WHAT TO WORK ON:
Pick out the lines in the listing below that contain the word "Search" and copy them.

Stored data
begin

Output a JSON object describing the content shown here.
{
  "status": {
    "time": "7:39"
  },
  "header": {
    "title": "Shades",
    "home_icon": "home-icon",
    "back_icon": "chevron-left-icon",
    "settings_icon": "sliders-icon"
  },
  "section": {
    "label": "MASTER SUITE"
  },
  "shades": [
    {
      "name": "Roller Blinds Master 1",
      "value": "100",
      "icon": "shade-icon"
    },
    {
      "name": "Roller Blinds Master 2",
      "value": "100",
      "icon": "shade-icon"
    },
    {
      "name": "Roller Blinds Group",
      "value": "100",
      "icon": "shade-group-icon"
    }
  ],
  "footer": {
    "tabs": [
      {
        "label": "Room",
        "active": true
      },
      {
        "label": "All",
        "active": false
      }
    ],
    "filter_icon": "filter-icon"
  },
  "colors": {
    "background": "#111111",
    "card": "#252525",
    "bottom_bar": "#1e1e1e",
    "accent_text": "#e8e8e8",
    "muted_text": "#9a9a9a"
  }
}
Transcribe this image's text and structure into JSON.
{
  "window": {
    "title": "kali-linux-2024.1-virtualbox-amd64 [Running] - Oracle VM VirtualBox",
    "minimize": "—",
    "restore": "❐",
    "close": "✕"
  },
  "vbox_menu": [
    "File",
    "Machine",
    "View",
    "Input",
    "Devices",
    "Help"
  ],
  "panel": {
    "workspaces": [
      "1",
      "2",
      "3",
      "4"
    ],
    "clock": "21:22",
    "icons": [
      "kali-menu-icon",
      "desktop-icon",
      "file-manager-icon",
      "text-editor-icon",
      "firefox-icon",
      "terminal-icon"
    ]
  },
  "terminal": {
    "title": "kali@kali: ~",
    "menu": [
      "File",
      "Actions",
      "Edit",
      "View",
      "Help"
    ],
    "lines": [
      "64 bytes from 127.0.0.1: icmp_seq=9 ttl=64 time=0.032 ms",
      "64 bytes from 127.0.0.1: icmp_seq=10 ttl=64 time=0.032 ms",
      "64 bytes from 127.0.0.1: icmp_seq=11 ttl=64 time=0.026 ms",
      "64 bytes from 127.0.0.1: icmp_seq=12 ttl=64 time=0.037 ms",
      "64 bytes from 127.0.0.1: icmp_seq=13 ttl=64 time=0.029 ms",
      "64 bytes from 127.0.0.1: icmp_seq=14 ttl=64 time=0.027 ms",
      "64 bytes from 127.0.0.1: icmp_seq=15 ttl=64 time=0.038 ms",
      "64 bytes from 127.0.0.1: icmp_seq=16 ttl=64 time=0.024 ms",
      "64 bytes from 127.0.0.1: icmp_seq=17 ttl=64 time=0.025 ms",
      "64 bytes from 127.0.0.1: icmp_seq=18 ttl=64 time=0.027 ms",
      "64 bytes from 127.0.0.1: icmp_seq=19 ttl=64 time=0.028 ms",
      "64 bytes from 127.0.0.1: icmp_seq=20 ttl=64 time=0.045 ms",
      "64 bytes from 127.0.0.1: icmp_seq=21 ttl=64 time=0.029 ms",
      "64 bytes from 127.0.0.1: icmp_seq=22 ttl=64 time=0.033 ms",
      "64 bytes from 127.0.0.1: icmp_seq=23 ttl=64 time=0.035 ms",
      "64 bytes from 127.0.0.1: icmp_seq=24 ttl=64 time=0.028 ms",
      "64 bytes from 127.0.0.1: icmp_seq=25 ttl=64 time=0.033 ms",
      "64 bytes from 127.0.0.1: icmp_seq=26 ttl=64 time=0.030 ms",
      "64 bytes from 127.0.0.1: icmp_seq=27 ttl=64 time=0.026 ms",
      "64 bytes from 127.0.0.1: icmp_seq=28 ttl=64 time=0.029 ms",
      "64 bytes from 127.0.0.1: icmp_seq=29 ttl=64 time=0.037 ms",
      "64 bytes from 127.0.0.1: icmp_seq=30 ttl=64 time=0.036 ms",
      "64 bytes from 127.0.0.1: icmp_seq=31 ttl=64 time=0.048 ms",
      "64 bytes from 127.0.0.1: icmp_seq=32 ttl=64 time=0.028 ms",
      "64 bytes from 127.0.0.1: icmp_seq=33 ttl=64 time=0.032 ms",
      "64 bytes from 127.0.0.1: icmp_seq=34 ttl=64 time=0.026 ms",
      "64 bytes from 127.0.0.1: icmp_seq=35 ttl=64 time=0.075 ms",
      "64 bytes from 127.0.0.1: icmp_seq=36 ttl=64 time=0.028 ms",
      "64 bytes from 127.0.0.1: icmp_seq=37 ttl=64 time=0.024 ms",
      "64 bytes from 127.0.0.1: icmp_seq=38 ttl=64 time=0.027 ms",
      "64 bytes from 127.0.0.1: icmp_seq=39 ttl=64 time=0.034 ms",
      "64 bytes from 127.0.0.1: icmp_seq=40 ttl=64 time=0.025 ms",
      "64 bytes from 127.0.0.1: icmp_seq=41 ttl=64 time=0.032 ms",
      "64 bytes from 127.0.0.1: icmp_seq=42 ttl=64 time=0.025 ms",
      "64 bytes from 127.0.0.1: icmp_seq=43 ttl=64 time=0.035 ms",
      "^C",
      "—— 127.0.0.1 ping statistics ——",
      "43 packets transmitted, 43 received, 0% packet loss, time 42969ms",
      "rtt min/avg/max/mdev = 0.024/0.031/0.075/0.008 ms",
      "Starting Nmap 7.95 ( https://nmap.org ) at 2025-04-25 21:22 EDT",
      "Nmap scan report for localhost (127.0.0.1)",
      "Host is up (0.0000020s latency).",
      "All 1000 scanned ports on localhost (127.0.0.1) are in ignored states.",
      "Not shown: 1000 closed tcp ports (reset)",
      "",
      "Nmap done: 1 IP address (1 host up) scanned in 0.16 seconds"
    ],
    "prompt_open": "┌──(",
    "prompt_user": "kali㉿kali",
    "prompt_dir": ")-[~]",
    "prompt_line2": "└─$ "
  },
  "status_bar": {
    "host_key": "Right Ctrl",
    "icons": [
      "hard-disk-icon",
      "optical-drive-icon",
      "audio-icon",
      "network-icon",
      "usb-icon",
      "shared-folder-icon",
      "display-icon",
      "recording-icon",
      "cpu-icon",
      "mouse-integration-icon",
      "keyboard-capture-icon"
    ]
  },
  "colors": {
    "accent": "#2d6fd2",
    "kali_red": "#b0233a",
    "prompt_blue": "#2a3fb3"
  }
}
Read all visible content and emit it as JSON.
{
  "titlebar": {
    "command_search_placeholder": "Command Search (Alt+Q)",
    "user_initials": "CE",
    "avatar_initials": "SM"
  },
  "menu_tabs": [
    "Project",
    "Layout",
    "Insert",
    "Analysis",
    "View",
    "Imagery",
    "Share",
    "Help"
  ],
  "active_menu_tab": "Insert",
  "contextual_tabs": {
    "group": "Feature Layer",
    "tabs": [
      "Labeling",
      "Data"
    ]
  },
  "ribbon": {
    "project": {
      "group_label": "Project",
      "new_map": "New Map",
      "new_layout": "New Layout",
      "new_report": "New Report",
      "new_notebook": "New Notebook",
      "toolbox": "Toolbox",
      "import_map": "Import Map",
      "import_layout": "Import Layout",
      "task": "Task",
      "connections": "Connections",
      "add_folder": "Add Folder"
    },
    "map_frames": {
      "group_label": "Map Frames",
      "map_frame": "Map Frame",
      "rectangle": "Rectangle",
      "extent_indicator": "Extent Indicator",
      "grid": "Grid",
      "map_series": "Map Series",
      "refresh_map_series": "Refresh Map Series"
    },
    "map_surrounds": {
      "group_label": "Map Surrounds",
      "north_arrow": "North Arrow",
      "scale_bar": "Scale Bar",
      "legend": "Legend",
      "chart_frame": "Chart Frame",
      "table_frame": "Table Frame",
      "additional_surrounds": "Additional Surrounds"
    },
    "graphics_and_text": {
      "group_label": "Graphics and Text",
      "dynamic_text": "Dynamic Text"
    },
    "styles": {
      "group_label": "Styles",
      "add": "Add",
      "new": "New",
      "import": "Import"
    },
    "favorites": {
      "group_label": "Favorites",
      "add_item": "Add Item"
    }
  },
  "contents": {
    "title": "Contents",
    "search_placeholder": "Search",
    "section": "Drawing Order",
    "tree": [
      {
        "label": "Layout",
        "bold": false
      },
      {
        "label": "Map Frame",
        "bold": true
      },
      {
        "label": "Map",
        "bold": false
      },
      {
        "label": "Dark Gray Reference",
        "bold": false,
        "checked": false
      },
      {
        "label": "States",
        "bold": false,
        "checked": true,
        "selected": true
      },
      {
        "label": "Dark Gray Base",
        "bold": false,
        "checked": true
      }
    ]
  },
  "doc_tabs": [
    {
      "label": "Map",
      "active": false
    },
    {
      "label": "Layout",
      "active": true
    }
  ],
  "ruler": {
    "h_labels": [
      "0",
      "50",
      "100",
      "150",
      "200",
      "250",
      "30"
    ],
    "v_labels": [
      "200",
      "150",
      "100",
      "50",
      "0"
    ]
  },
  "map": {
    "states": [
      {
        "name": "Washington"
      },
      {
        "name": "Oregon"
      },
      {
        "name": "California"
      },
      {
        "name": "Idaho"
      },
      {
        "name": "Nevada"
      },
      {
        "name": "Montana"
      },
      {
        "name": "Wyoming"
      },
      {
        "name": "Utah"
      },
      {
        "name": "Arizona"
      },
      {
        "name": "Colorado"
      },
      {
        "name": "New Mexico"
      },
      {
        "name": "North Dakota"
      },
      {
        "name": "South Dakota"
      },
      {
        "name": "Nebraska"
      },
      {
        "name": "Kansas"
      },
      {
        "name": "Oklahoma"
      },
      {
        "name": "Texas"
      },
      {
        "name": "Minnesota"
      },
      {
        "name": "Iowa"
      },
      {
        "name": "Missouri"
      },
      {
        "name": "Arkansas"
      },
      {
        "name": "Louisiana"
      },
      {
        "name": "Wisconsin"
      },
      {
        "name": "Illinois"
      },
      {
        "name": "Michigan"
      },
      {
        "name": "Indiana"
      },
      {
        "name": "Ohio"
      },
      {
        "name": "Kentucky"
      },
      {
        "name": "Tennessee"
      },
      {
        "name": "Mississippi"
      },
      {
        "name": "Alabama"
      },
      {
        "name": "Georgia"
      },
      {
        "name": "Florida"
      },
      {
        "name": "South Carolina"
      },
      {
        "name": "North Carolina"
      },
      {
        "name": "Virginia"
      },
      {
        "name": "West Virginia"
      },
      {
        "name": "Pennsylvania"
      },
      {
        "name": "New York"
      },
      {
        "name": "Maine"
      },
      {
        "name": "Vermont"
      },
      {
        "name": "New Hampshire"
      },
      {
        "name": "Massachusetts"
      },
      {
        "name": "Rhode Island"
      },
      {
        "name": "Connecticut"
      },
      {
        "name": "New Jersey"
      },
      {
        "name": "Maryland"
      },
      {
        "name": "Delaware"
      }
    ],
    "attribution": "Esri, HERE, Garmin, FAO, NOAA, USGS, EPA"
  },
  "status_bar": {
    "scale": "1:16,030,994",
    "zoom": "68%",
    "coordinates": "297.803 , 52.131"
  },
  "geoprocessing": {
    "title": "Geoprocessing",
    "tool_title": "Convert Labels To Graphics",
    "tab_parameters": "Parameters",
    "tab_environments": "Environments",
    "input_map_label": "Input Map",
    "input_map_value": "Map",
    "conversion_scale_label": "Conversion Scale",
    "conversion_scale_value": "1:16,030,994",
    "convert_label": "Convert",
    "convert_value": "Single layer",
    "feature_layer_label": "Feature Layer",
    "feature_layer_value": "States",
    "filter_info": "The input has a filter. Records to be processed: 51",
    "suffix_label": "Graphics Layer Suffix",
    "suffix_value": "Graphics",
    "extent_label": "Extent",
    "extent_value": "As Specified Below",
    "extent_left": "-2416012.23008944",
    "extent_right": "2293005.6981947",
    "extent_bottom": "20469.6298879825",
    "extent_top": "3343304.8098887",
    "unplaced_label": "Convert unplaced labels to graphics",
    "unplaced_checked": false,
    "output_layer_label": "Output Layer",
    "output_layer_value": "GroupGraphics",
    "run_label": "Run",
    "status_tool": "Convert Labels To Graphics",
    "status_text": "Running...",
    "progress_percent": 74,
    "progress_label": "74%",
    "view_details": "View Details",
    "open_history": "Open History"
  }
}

end

TASK ANSWER:
    "command_search_placeholder": "Command Search (Alt+Q)",
    "search_placeholder": "Search",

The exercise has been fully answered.